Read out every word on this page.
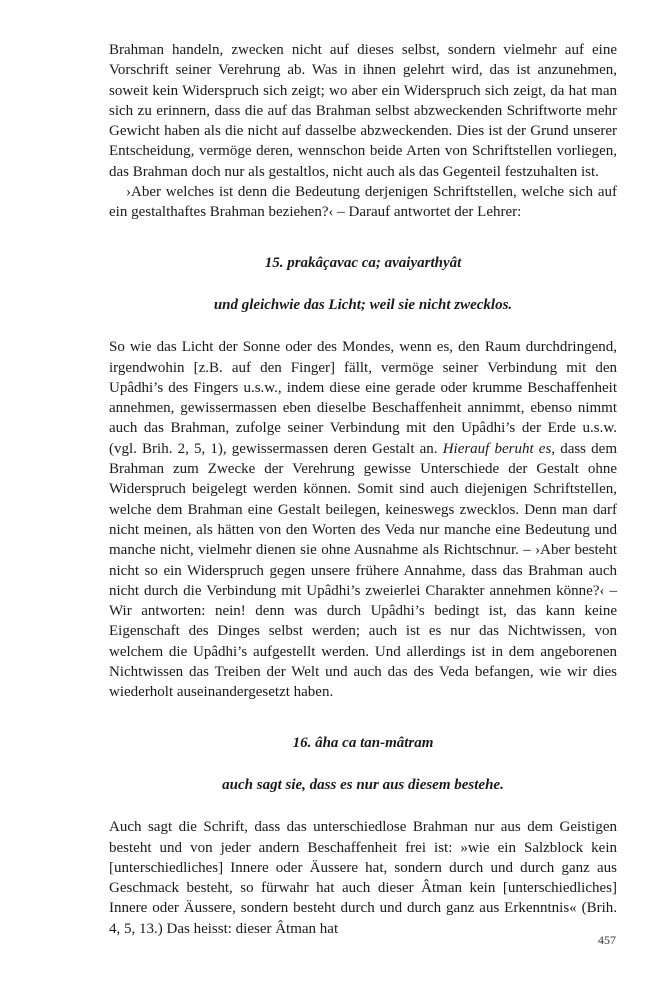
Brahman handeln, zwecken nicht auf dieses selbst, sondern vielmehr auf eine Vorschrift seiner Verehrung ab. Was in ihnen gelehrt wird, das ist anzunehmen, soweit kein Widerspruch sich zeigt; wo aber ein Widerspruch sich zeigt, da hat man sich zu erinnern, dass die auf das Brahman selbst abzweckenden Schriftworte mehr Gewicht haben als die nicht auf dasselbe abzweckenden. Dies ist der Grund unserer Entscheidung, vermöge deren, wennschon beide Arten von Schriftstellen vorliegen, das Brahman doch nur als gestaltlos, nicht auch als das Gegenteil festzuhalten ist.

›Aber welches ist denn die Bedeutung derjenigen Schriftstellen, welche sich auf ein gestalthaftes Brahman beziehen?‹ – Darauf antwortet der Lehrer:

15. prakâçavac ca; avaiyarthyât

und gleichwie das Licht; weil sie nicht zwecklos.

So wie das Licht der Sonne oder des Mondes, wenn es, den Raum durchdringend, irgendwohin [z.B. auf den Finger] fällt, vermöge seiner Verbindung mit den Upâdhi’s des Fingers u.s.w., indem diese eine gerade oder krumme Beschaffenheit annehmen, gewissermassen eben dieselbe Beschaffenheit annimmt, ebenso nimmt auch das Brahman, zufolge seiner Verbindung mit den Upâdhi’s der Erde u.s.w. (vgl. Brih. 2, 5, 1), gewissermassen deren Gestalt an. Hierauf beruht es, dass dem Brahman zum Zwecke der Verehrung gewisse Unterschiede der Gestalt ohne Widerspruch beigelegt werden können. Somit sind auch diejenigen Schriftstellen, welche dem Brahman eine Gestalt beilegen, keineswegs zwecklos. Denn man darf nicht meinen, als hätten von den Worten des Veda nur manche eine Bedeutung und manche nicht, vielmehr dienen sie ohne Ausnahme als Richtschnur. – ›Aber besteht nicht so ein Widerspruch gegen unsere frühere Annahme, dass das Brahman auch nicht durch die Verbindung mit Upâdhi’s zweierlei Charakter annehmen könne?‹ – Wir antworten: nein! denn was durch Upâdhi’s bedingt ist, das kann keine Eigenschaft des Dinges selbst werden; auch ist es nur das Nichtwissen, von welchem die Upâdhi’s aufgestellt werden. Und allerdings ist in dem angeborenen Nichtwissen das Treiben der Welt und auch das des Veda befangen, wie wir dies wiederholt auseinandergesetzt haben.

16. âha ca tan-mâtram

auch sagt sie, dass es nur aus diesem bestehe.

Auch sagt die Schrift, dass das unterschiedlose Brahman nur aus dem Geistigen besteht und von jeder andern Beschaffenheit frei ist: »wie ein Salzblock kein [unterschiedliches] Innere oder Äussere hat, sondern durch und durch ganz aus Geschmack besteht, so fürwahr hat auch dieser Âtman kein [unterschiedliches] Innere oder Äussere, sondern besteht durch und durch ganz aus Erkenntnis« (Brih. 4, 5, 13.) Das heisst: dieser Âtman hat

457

==

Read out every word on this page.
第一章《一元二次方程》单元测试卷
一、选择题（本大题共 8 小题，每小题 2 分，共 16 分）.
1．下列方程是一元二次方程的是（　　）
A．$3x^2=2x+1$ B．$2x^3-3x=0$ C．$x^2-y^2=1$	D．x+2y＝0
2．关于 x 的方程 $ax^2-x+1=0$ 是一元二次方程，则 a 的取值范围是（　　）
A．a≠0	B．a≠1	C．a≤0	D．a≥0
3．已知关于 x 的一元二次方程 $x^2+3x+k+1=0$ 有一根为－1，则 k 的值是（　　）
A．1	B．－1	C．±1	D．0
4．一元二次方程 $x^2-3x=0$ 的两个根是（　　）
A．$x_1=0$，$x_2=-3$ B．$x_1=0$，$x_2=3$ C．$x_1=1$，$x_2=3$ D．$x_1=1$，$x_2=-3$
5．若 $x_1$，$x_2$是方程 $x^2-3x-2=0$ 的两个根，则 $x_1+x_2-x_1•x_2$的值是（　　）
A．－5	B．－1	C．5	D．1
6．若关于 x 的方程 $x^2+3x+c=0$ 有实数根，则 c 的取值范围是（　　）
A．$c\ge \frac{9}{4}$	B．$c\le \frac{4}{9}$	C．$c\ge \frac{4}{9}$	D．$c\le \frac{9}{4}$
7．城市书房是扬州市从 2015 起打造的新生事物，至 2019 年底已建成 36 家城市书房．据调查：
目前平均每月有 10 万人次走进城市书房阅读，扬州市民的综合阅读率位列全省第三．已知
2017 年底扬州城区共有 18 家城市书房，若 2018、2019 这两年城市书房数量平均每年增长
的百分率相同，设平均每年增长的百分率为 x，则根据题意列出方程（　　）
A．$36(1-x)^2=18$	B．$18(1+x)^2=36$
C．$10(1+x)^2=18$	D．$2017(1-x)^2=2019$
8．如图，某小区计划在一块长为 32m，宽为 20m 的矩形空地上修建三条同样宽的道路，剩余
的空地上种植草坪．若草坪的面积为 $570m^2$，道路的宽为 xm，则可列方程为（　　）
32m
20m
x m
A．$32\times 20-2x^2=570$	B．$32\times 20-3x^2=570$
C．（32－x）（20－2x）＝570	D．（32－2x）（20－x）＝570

==

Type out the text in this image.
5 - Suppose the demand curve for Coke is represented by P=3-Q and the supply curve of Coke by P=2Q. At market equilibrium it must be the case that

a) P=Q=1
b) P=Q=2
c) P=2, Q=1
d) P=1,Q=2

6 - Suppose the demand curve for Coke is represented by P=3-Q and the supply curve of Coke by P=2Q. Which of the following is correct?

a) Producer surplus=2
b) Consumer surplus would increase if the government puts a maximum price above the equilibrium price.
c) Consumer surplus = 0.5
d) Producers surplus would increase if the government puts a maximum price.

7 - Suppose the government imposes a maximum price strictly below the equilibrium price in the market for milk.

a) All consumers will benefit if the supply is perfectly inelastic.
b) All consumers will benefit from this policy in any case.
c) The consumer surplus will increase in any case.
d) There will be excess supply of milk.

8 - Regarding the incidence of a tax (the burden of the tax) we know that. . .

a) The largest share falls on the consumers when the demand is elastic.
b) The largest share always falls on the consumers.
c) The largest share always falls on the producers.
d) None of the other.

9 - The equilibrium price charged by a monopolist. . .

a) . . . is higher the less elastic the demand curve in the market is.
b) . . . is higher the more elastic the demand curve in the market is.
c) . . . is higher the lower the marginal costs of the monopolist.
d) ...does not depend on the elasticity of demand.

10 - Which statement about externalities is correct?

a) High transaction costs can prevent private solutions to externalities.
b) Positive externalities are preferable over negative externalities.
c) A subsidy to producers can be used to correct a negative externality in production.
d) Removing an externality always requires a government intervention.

WORK INSTRUCTIONS ▸ Copy every line above in which the string "government" shows up.

OUTPUT FOR THIS TASK ▸
b) Consumer surplus would increase if the government puts a maximum price above the equilibrium price.
d) Producers surplus would increase if the government puts a maximum price.
7 - Suppose the government imposes a maximum price strictly below the equilibrium price in the market for milk.
d) Removing an externality always requires a government intervention.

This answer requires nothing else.